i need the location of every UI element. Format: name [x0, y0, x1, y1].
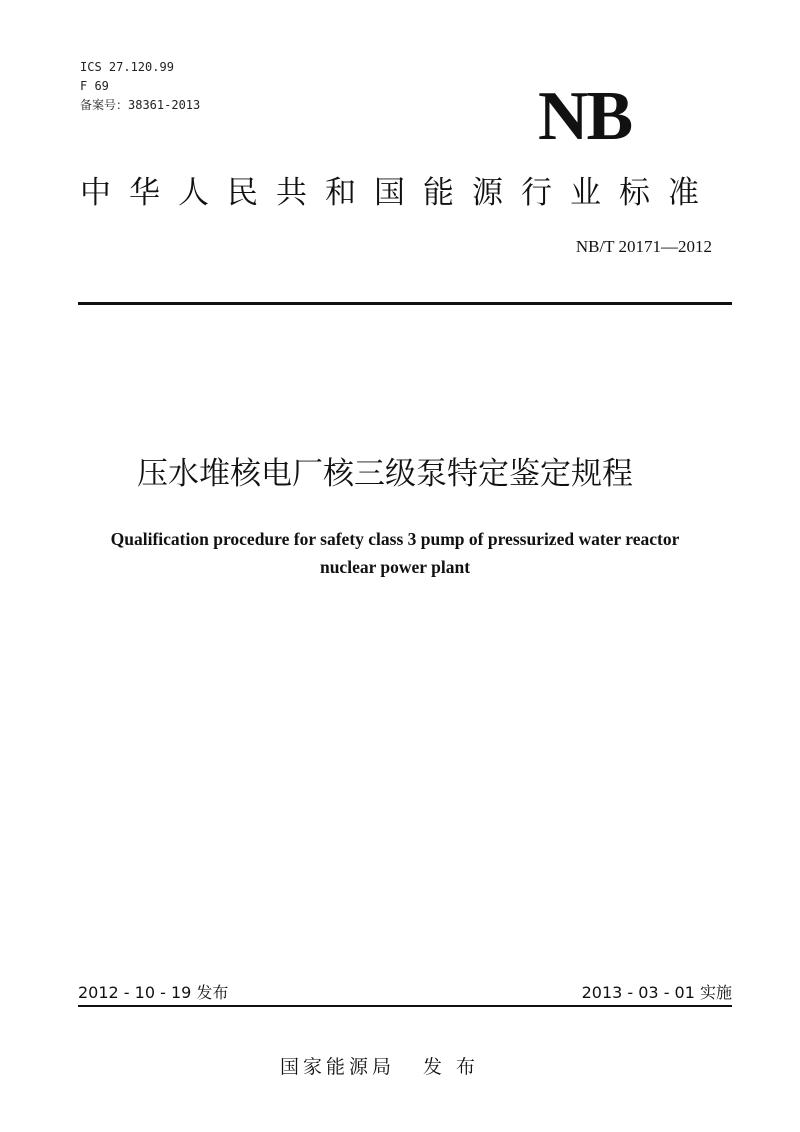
header-divider [78, 302, 732, 305]
document-title-en [50, 525, 740, 581]
standard-number: NB/T 20171—2012 [575, 237, 712, 256]
issue-date: 2012 - 10 - 19 发布 [78, 983, 229, 1002]
ccs-code: F 69 [80, 79, 109, 93]
document-title-cn: 压水堆核电厂核三级泵特定鉴定规程 [137, 456, 633, 492]
record-number: 备案号：38361-2013 [80, 98, 201, 112]
classification-block [80, 58, 200, 115]
org-title: 中华人民共和国能源行业标准 [80, 175, 717, 211]
title-en-line-1: Qualification procedure for safety class 3 pump of pressurized water reactor [110, 529, 680, 549]
ics-code: ICS 27.120.99 [80, 60, 174, 74]
title-en-line-2: nuclear power plant [319, 557, 471, 577]
nb-logo: NB [538, 78, 632, 155]
footer-divider [78, 1005, 732, 1007]
issuer-line [280, 1054, 479, 1080]
issuer-action: 发 布 [423, 1056, 480, 1078]
issuer-name: 国家能源局 [280, 1056, 396, 1078]
implementation-date: 2013 - 03 - 01 实施 [581, 983, 732, 1002]
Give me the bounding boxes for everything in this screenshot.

--

Exercise brief ::
Reproduce every line of the material, substituting "publisher" for each occurrence of "issuer" and leaving all other text unchanged. Omit the pictures from your answer.

Reply to the task ::
i need the location of every UI element. Format: name [x0, y0, x1, y1].
header-divider [78, 302, 732, 305]
document-title-en [50, 525, 740, 581]
standard-number: NB/T 20171—2012 [575, 237, 712, 256]
issue-date: 2012 - 10 - 19 发布 [78, 983, 229, 1002]
ccs-code: F 69 [80, 79, 109, 93]
document-title-cn: 压水堆核电厂核三级泵特定鉴定规程 [137, 456, 633, 492]
record-number: 备案号：38361-2013 [80, 98, 201, 112]
classification-block [80, 58, 200, 115]
org-title: 中华人民共和国能源行业标准 [80, 175, 717, 211]
title-en-line-1: Qualification procedure for safety class 3 pump of pressurized water reactor [110, 529, 680, 549]
ics-code: ICS 27.120.99 [80, 60, 174, 74]
title-en-line-2: nuclear power plant [319, 557, 471, 577]
nb-logo: NB [538, 78, 632, 155]
footer-divider [78, 1005, 732, 1007]
publisher-line [280, 1054, 479, 1080]
publisher-action: 发 布 [423, 1056, 480, 1078]
publisher-name: 国家能源局 [280, 1056, 396, 1078]
implementation-date: 2013 - 03 - 01 实施 [581, 983, 732, 1002]
Give me the bounding boxes for everything in this screenshot.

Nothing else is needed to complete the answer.